* Description of the task
Print all of the entries exactly, minus the pictures.

-- BEGIN --

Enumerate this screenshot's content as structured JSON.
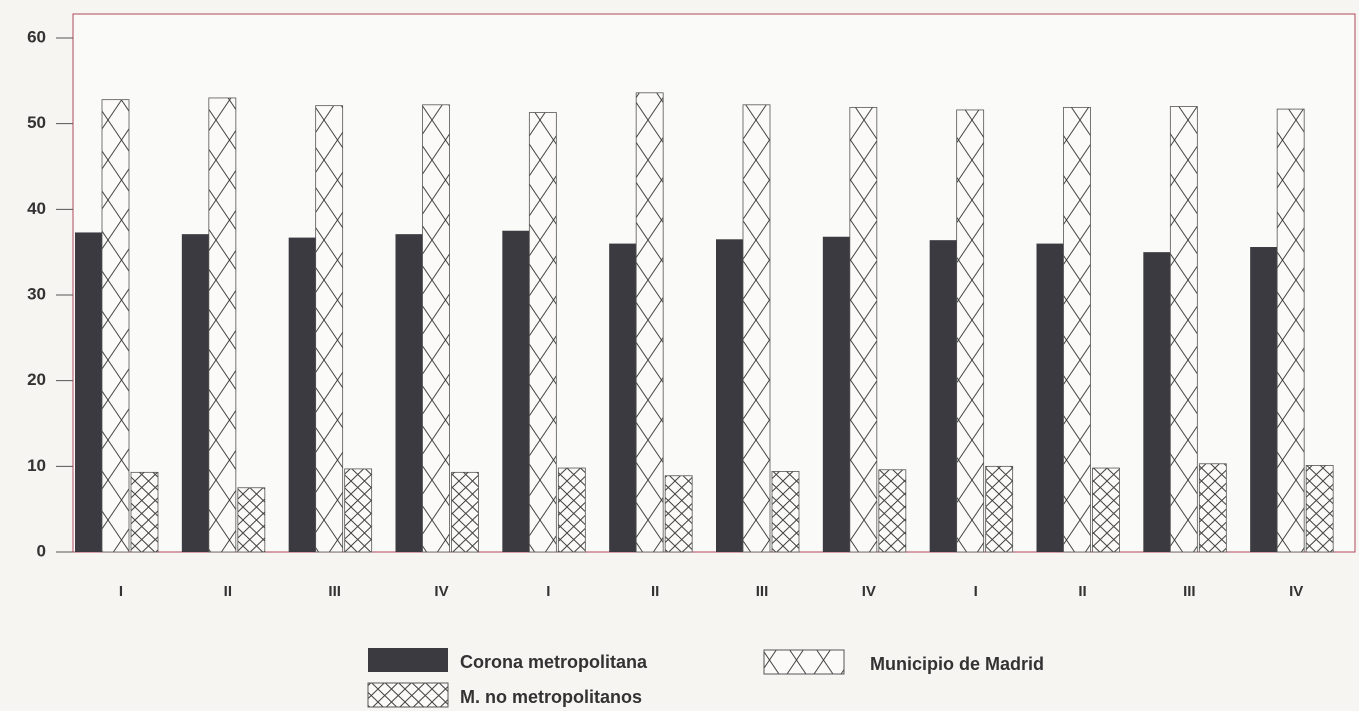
{
  "chart_data": {
    "type": "bar",
    "categories": [
      "I",
      "II",
      "III",
      "IV",
      "I",
      "II",
      "III",
      "IV",
      "I",
      "II",
      "III",
      "IV"
    ],
    "series": [
      {
        "name": "Corona metropolitana",
        "color": "#3a3a40",
        "hatch": "none",
        "values": [
          37.3,
          37.1,
          36.7,
          37.1,
          37.5,
          36.0,
          36.5,
          36.8,
          36.4,
          36.0,
          35.0,
          35.6
        ]
      },
      {
        "name": "Municipio de Madrid",
        "color": "#444444",
        "hatch": "large",
        "values": [
          52.8,
          53.0,
          52.1,
          52.2,
          51.3,
          53.6,
          52.2,
          51.9,
          51.6,
          51.9,
          52.0,
          51.7
        ]
      },
      {
        "name": "M. no metropolitanos",
        "color": "#444444",
        "hatch": "small",
        "values": [
          9.3,
          7.5,
          9.7,
          9.3,
          9.8,
          8.9,
          9.4,
          9.6,
          10.0,
          9.8,
          10.3,
          10.1
        ]
      }
    ],
    "ylim": [
      0,
      62.8
    ],
    "yticks": [
      0,
      10,
      20,
      30,
      40,
      50,
      60
    ]
  }
}
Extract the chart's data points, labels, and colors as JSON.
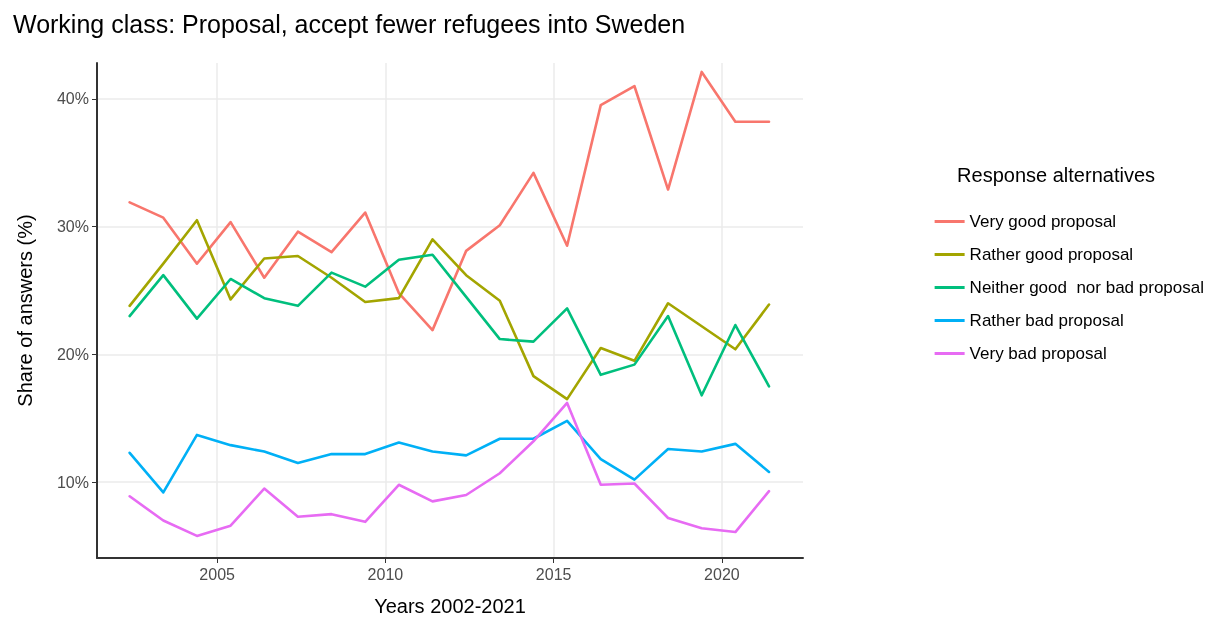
{
  "chart_data": {
    "type": "line",
    "title": "Working class: Proposal, accept fewer refugees into Sweden",
    "xlabel": "Years 2002-2021",
    "ylabel": "Share of answers (%)",
    "legend_title": "Response alternatives",
    "x": [
      2002.4,
      2003.4,
      2004.4,
      2005.4,
      2006.4,
      2007.4,
      2008.4,
      2009.4,
      2010.4,
      2011.4,
      2012.4,
      2013.4,
      2014.4,
      2015.4,
      2016.4,
      2017.4,
      2018.4,
      2019.4,
      2020.4,
      2021.4
    ],
    "series": [
      {
        "name": "Very good proposal",
        "color": "#f8766d",
        "values": [
          31.9,
          30.7,
          27.1,
          30.35,
          26.0,
          29.6,
          28.0,
          31.1,
          24.8,
          21.9,
          28.1,
          30.1,
          34.2,
          28.5,
          39.5,
          41.0,
          32.9,
          42.1,
          38.2,
          38.2
        ]
      },
      {
        "name": "Rather good proposal",
        "color": "#a3a500",
        "values": [
          23.8,
          27.1,
          30.5,
          24.3,
          27.5,
          27.7,
          26.0,
          24.1,
          24.4,
          29.0,
          26.2,
          24.2,
          18.3,
          16.5,
          20.5,
          19.5,
          24.0,
          22.2,
          20.4,
          23.9
        ]
      },
      {
        "name": "Neither good  nor bad proposal",
        "color": "#00bf7d",
        "values": [
          23.0,
          26.2,
          22.8,
          25.9,
          24.4,
          23.8,
          26.4,
          25.3,
          27.4,
          27.8,
          24.5,
          21.2,
          21.0,
          23.6,
          18.4,
          19.2,
          23.0,
          16.8,
          22.3,
          17.5
        ]
      },
      {
        "name": "Rather bad proposal",
        "color": "#00b0f6",
        "values": [
          12.3,
          9.2,
          13.7,
          12.9,
          12.4,
          11.5,
          12.2,
          12.2,
          13.1,
          12.4,
          12.1,
          13.4,
          13.4,
          14.8,
          11.8,
          10.2,
          12.6,
          12.4,
          13.0,
          10.8
        ]
      },
      {
        "name": "Very bad proposal",
        "color": "#e76bf3",
        "values": [
          8.9,
          7.0,
          5.8,
          6.6,
          9.5,
          7.3,
          7.5,
          6.9,
          9.8,
          8.5,
          9.0,
          10.7,
          13.2,
          16.2,
          9.8,
          9.9,
          7.2,
          6.4,
          6.1,
          9.3
        ]
      }
    ],
    "xlim": [
      2001.43,
      2022.41
    ],
    "xticks": [
      2005,
      2010,
      2015,
      2020
    ],
    "ylim": [
      4.07,
      42.8
    ],
    "yticks": [
      {
        "value": 10,
        "label": "10%"
      },
      {
        "value": 20,
        "label": "20%"
      },
      {
        "value": 30,
        "label": "30%"
      },
      {
        "value": 40,
        "label": "40%"
      }
    ],
    "grid": true,
    "legend": "right",
    "marker": "none",
    "line_style": "solid"
  }
}
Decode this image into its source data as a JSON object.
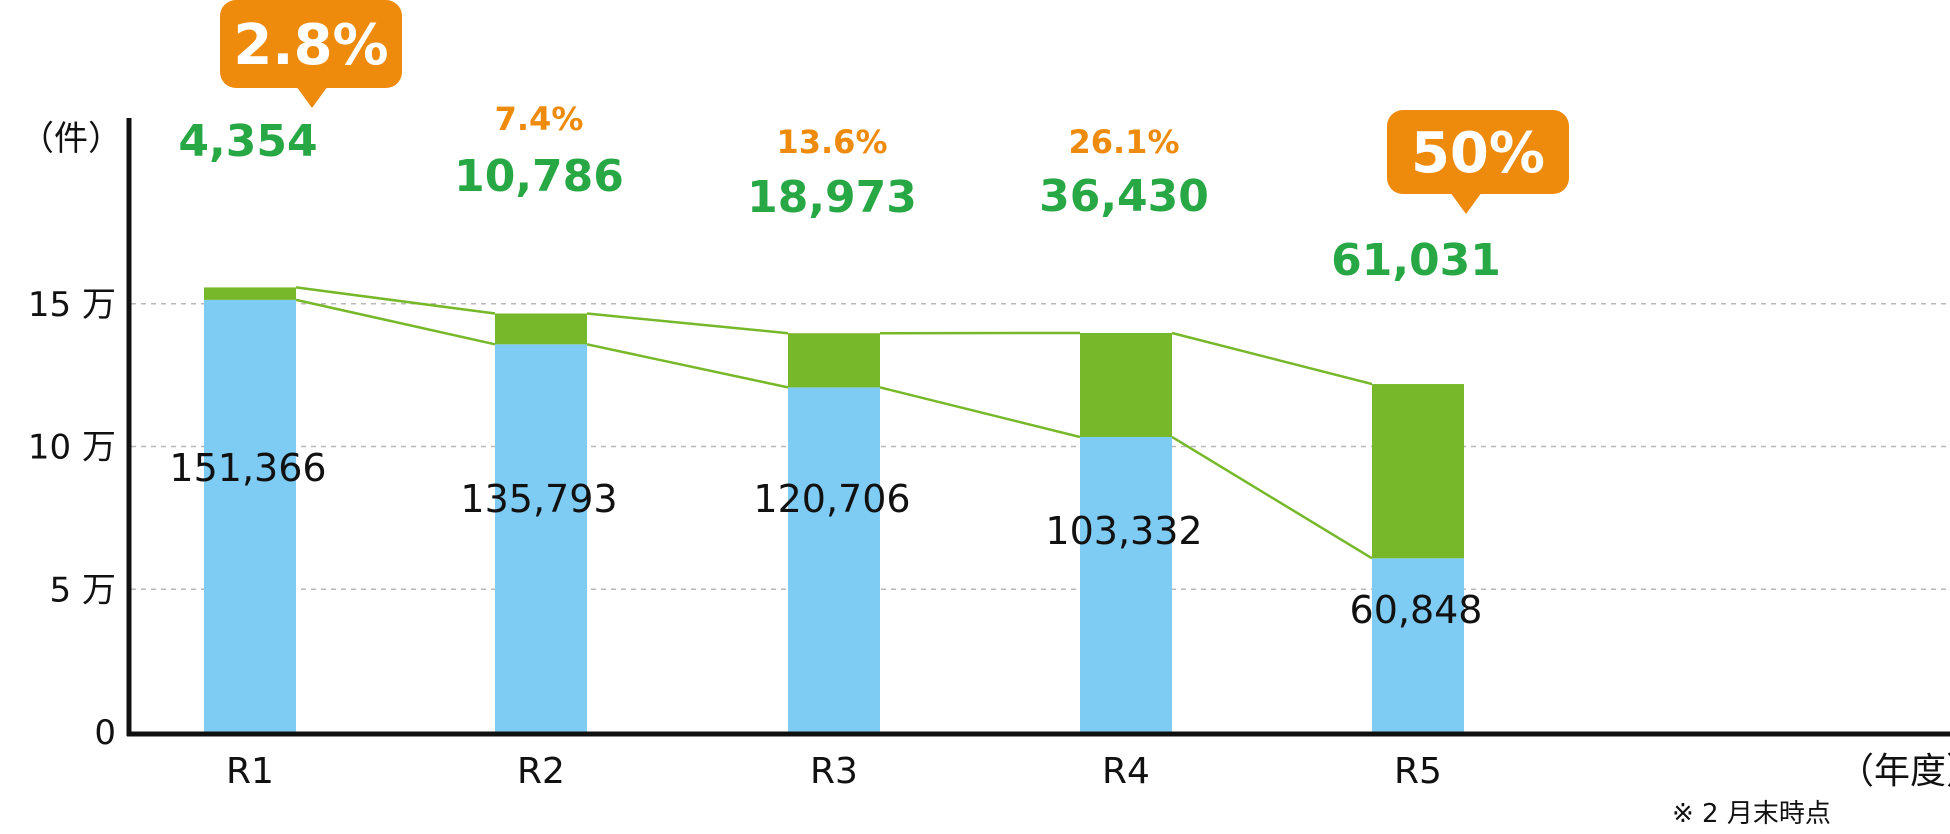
{
  "chart_data": {
    "type": "bar",
    "stacked": true,
    "categories": [
      "R1",
      "R2",
      "R3",
      "R4",
      "R5"
    ],
    "series": [
      {
        "values": [
          151366,
          135793,
          120706,
          103332,
          60848
        ],
        "color": "#7ecbf3"
      },
      {
        "values": [
          4354,
          10786,
          18973,
          36430,
          61031
        ],
        "color": "#76b82a"
      }
    ],
    "value_labels_bottom": [
      "151,366",
      "135,793",
      "120,706",
      "103,332",
      "60,848"
    ],
    "value_labels_top": [
      "4,354",
      "10,786",
      "18,973",
      "36,430",
      "61,031"
    ],
    "percent_labels": [
      "2.8%",
      "7.4%",
      "13.6%",
      "26.1%",
      "50%"
    ],
    "callout_indices": [
      0,
      4
    ],
    "y_unit_label": "（件）",
    "x_unit_label": "（年度）",
    "y_ticks": [
      {
        "value": 0,
        "label": "0"
      },
      {
        "value": 50000,
        "label": "5 万"
      },
      {
        "value": 100000,
        "label": "10 万"
      },
      {
        "value": 150000,
        "label": "15 万"
      }
    ],
    "ylim": [
      0,
      150000
    ],
    "grid": true,
    "note": "※ 2 月末時点",
    "colors": {
      "callout": "#ee8a0c",
      "top_label": "#27a844",
      "percent": "#ee8a0c",
      "connector": "#76b82a"
    }
  }
}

-- END --

* Full solution
Enumerate this screenshot's content as structured JSON.
{
  "chart_data": {
    "type": "bar",
    "categories": [
      "I",
      "II",
      "III",
      "IV",
      "I",
      "II",
      "III",
      "IV",
      "I",
      "II",
      "III",
      "IV"
    ],
    "series": [
      {
        "name": "Corona metropolitana",
        "color": "#3a3a40",
        "hatch": "none",
        "values": [
          37.3,
          37.1,
          36.7,
          37.1,
          37.5,
          36.0,
          36.5,
          36.8,
          36.4,
          36.0,
          35.0,
          35.6
        ]
      },
      {
        "name": "Municipio de Madrid",
        "color": "#444444",
        "hatch": "large",
        "values": [
          52.8,
          53.0,
          52.1,
          52.2,
          51.3,
          53.6,
          52.2,
          51.9,
          51.6,
          51.9,
          52.0,
          51.7
        ]
      },
      {
        "name": "M. no metropolitanos",
        "color": "#444444",
        "hatch": "small",
        "values": [
          9.3,
          7.5,
          9.7,
          9.3,
          9.8,
          8.9,
          9.4,
          9.6,
          10.0,
          9.8,
          10.3,
          10.1
        ]
      }
    ],
    "ylim": [
      0,
      62.8
    ],
    "yticks": [
      0,
      10,
      20,
      30,
      40,
      50,
      60
    ]
  }
}
Extract the chart's data points, labels, and colors as JSON.
{
  "chart_data": {
    "type": "line",
    "title": "Working class: Proposal, accept fewer refugees into Sweden",
    "xlabel": "Years 2002-2021",
    "ylabel": "Share of answers (%)",
    "legend_title": "Response alternatives",
    "x": [
      2002.4,
      2003.4,
      2004.4,
      2005.4,
      2006.4,
      2007.4,
      2008.4,
      2009.4,
      2010.4,
      2011.4,
      2012.4,
      2013.4,
      2014.4,
      2015.4,
      2016.4,
      2017.4,
      2018.4,
      2019.4,
      2020.4,
      2021.4
    ],
    "series": [
      {
        "name": "Very good proposal",
        "color": "#f8766d",
        "values": [
          31.9,
          30.7,
          27.1,
          30.35,
          26.0,
          29.6,
          28.0,
          31.1,
          24.8,
          21.9,
          28.1,
          30.1,
          34.2,
          28.5,
          39.5,
          41.0,
          32.9,
          42.1,
          38.2,
          38.2
        ]
      },
      {
        "name": "Rather good proposal",
        "color": "#a3a500",
        "values": [
          23.8,
          27.1,
          30.5,
          24.3,
          27.5,
          27.7,
          26.0,
          24.1,
          24.4,
          29.0,
          26.2,
          24.2,
          18.3,
          16.5,
          20.5,
          19.5,
          24.0,
          22.2,
          20.4,
          23.9
        ]
      },
      {
        "name": "Neither good  nor bad proposal",
        "color": "#00bf7d",
        "values": [
          23.0,
          26.2,
          22.8,
          25.9,
          24.4,
          23.8,
          26.4,
          25.3,
          27.4,
          27.8,
          24.5,
          21.2,
          21.0,
          23.6,
          18.4,
          19.2,
          23.0,
          16.8,
          22.3,
          17.5
        ]
      },
      {
        "name": "Rather bad proposal",
        "color": "#00b0f6",
        "values": [
          12.3,
          9.2,
          13.7,
          12.9,
          12.4,
          11.5,
          12.2,
          12.2,
          13.1,
          12.4,
          12.1,
          13.4,
          13.4,
          14.8,
          11.8,
          10.2,
          12.6,
          12.4,
          13.0,
          10.8
        ]
      },
      {
        "name": "Very bad proposal",
        "color": "#e76bf3",
        "values": [
          8.9,
          7.0,
          5.8,
          6.6,
          9.5,
          7.3,
          7.5,
          6.9,
          9.8,
          8.5,
          9.0,
          10.7,
          13.2,
          16.2,
          9.8,
          9.9,
          7.2,
          6.4,
          6.1,
          9.3
        ]
      }
    ],
    "xlim": [
      2001.43,
      2022.41
    ],
    "xticks": [
      2005,
      2010,
      2015,
      2020
    ],
    "ylim": [
      4.07,
      42.8
    ],
    "yticks": [
      {
        "value": 10,
        "label": "10%"
      },
      {
        "value": 20,
        "label": "20%"
      },
      {
        "value": 30,
        "label": "30%"
      },
      {
        "value": 40,
        "label": "40%"
      }
    ],
    "grid": true,
    "legend": "right",
    "marker": "none",
    "line_style": "solid"
  }
}
Decode this image into its source data as a JSON object.
{
  "chart_data": {
    "type": "bar",
    "stacked": true,
    "categories": [
      "R1",
      "R2",
      "R3",
      "R4",
      "R5"
    ],
    "series": [
      {
        "values": [
          151366,
          135793,
          120706,
          103332,
          60848
        ],
        "color": "#7ecbf3"
      },
      {
        "values": [
          4354,
          10786,
          18973,
          36430,
          61031
        ],
        "color": "#76b82a"
      }
    ],
    "value_labels_bottom": [
      "151,366",
      "135,793",
      "120,706",
      "103,332",
      "60,848"
    ],
    "value_labels_top": [
      "4,354",
      "10,786",
      "18,973",
      "36,430",
      "61,031"
    ],
    "percent_labels": [
      "2.8%",
      "7.4%",
      "13.6%",
      "26.1%",
      "50%"
    ],
    "callout_indices": [
      0,
      4
    ],
    "y_unit_label": "（件）",
    "x_unit_label": "（年度）",
    "y_ticks": [
      {
        "value": 0,
        "label": "0"
      },
      {
        "value": 50000,
        "label": "5 万"
      },
      {
        "value": 100000,
        "label": "10 万"
      },
      {
        "value": 150000,
        "label": "15 万"
      }
    ],
    "ylim": [
      0,
      150000
    ],
    "grid": true,
    "note": "※ 2 月末時点",
    "colors": {
      "callout": "#ee8a0c",
      "top_label": "#27a844",
      "percent": "#ee8a0c",
      "connector": "#76b82a"
    }
  }
}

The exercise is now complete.